What is expected
Take the data below and repeat it exactly.

[Excerpt from a dataset]
*-*-*

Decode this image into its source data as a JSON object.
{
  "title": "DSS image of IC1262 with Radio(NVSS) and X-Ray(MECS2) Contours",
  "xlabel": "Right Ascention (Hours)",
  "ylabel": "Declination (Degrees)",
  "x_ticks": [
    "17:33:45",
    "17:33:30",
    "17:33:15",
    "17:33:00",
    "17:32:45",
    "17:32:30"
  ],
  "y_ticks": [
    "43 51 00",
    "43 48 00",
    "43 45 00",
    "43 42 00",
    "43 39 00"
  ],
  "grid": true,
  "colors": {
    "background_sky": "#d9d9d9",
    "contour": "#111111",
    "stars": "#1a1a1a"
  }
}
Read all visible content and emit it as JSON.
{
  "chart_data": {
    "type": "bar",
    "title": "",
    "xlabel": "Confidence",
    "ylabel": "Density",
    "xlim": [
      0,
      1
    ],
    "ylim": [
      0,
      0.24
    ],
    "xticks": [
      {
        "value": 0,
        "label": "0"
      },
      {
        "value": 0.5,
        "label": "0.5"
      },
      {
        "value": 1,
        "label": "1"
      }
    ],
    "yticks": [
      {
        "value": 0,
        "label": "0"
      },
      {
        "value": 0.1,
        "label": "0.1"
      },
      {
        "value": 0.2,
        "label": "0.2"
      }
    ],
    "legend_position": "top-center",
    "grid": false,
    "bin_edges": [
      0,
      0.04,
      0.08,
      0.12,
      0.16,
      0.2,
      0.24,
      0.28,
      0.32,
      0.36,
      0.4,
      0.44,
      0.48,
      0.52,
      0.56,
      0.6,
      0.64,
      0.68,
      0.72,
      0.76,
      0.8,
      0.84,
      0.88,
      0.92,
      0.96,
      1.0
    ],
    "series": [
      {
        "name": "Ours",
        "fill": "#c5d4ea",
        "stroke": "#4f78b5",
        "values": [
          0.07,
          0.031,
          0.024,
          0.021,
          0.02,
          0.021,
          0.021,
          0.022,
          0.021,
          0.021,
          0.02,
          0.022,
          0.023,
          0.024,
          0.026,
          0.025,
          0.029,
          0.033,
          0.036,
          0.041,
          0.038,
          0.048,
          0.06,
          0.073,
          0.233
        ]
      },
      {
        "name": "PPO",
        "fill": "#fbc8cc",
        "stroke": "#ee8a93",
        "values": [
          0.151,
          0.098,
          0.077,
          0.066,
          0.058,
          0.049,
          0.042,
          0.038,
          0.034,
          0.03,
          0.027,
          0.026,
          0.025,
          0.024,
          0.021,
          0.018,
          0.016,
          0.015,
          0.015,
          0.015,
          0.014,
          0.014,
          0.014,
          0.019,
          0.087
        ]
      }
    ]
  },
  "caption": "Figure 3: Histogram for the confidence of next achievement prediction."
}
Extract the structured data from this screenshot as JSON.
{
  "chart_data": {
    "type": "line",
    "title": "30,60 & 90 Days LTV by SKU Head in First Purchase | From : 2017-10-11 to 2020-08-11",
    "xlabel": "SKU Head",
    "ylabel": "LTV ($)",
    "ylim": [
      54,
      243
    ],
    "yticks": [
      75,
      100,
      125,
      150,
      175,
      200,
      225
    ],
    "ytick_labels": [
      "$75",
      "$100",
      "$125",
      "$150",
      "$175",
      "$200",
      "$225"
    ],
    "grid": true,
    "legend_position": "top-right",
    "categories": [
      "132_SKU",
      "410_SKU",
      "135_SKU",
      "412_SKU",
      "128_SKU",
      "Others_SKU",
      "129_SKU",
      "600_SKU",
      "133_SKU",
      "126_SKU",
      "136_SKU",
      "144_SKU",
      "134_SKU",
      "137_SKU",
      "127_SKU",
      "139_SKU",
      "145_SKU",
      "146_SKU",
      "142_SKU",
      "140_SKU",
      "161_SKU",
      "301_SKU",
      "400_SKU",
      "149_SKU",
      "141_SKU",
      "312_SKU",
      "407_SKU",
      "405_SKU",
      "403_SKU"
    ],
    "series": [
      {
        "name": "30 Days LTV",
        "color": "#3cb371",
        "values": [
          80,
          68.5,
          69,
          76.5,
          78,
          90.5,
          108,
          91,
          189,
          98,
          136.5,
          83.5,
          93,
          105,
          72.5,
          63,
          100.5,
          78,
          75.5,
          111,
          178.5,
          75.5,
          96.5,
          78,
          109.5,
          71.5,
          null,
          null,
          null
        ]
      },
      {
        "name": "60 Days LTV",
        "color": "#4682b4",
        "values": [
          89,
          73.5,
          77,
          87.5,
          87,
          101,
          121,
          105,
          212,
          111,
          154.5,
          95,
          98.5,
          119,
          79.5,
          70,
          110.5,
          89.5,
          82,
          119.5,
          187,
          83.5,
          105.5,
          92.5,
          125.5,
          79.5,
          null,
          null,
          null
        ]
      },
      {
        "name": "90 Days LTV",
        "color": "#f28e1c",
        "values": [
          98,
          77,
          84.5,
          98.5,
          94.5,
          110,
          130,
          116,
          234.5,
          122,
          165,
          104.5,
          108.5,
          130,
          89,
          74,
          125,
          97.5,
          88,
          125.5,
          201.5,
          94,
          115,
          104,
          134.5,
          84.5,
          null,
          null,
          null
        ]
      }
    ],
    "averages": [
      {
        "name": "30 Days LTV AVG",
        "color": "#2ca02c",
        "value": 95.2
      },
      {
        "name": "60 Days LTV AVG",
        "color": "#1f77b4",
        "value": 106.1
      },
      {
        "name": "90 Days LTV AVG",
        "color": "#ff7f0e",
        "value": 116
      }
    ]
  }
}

*-*-*

Full response
Decode this image into its source data as a JSON object.
{
  "title": "DSS image of IC1262 with Radio(NVSS) and X-Ray(MECS2) Contours",
  "xlabel": "Right Ascention (Hours)",
  "ylabel": "Declination (Degrees)",
  "x_ticks": [
    "17:33:45",
    "17:33:30",
    "17:33:15",
    "17:33:00",
    "17:32:45",
    "17:32:30"
  ],
  "y_ticks": [
    "43 51 00",
    "43 48 00",
    "43 45 00",
    "43 42 00",
    "43 39 00"
  ],
  "grid": true,
  "colors": {
    "background_sky": "#d9d9d9",
    "contour": "#111111",
    "stars": "#1a1a1a"
  }
}
Read all visible content and emit it as JSON.
{
  "chart_data": {
    "type": "bar",
    "title": "",
    "xlabel": "Confidence",
    "ylabel": "Density",
    "xlim": [
      0,
      1
    ],
    "ylim": [
      0,
      0.24
    ],
    "xticks": [
      {
        "value": 0,
        "label": "0"
      },
      {
        "value": 0.5,
        "label": "0.5"
      },
      {
        "value": 1,
        "label": "1"
      }
    ],
    "yticks": [
      {
        "value": 0,
        "label": "0"
      },
      {
        "value": 0.1,
        "label": "0.1"
      },
      {
        "value": 0.2,
        "label": "0.2"
      }
    ],
    "legend_position": "top-center",
    "grid": false,
    "bin_edges": [
      0,
      0.04,
      0.08,
      0.12,
      0.16,
      0.2,
      0.24,
      0.28,
      0.32,
      0.36,
      0.4,
      0.44,
      0.48,
      0.52,
      0.56,
      0.6,
      0.64,
      0.68,
      0.72,
      0.76,
      0.8,
      0.84,
      0.88,
      0.92,
      0.96,
      1.0
    ],
    "series": [
      {
        "name": "Ours",
        "fill": "#c5d4ea",
        "stroke": "#4f78b5",
        "values": [
          0.07,
          0.031,
          0.024,
          0.021,
          0.02,
          0.021,
          0.021,
          0.022,
          0.021,
          0.021,
          0.02,
          0.022,
          0.023,
          0.024,
          0.026,
          0.025,
          0.029,
          0.033,
          0.036,
          0.041,
          0.038,
          0.048,
          0.06,
          0.073,
          0.233
        ]
      },
      {
        "name": "PPO",
        "fill": "#fbc8cc",
        "stroke": "#ee8a93",
        "values": [
          0.151,
          0.098,
          0.077,
          0.066,
          0.058,
          0.049,
          0.042,
          0.038,
          0.034,
          0.03,
          0.027,
          0.026,
          0.025,
          0.024,
          0.021,
          0.018,
          0.016,
          0.015,
          0.015,
          0.015,
          0.014,
          0.014,
          0.014,
          0.019,
          0.087
        ]
      }
    ]
  },
  "caption": "Figure 3: Histogram for the confidence of next achievement prediction."
}
Extract the structured data from this screenshot as JSON.
{
  "chart_data": {
    "type": "line",
    "title": "30,60 & 90 Days LTV by SKU Head in First Purchase | From : 2017-10-11 to 2020-08-11",
    "xlabel": "SKU Head",
    "ylabel": "LTV ($)",
    "ylim": [
      54,
      243
    ],
    "yticks": [
      75,
      100,
      125,
      150,
      175,
      200,
      225
    ],
    "ytick_labels": [
      "$75",
      "$100",
      "$125",
      "$150",
      "$175",
      "$200",
      "$225"
    ],
    "grid": true,
    "legend_position": "top-right",
    "categories": [
      "132_SKU",
      "410_SKU",
      "135_SKU",
      "412_SKU",
      "128_SKU",
      "Others_SKU",
      "129_SKU",
      "600_SKU",
      "133_SKU",
      "126_SKU",
      "136_SKU",
      "144_SKU",
      "134_SKU",
      "137_SKU",
      "127_SKU",
      "139_SKU",
      "145_SKU",
      "146_SKU",
      "142_SKU",
      "140_SKU",
      "161_SKU",
      "301_SKU",
      "400_SKU",
      "149_SKU",
      "141_SKU",
      "312_SKU",
      "407_SKU",
      "405_SKU",
      "403_SKU"
    ],
    "series": [
      {
        "name": "30 Days LTV",
        "color": "#3cb371",
        "values": [
          80,
          68.5,
          69,
          76.5,
          78,
          90.5,
          108,
          91,
          189,
          98,
          136.5,
          83.5,
          93,
          105,
          72.5,
          63,
          100.5,
          78,
          75.5,
          111,
          178.5,
          75.5,
          96.5,
          78,
          109.5,
          71.5,
          null,
          null,
          null
        ]
      },
      {
        "name": "60 Days LTV",
        "color": "#4682b4",
        "values": [
          89,
          73.5,
          77,
          87.5,
          87,
          101,
          121,
          105,
          212,
          111,
          154.5,
          95,
          98.5,
          119,
          79.5,
          70,
          110.5,
          89.5,
          82,
          119.5,
          187,
          83.5,
          105.5,
          92.5,
          125.5,
          79.5,
          null,
          null,
          null
        ]
      },
      {
        "name": "90 Days LTV",
        "color": "#f28e1c",
        "values": [
          98,
          77,
          84.5,
          98.5,
          94.5,
          110,
          130,
          116,
          234.5,
          122,
          165,
          104.5,
          108.5,
          130,
          89,
          74,
          125,
          97.5,
          88,
          125.5,
          201.5,
          94,
          115,
          104,
          134.5,
          84.5,
          null,
          null,
          null
        ]
      }
    ],
    "averages": [
      {
        "name": "30 Days LTV AVG",
        "color": "#2ca02c",
        "value": 95.2
      },
      {
        "name": "60 Days LTV AVG",
        "color": "#1f77b4",
        "value": 106.1
      },
      {
        "name": "90 Days LTV AVG",
        "color": "#ff7f0e",
        "value": 116
      }
    ]
  }
}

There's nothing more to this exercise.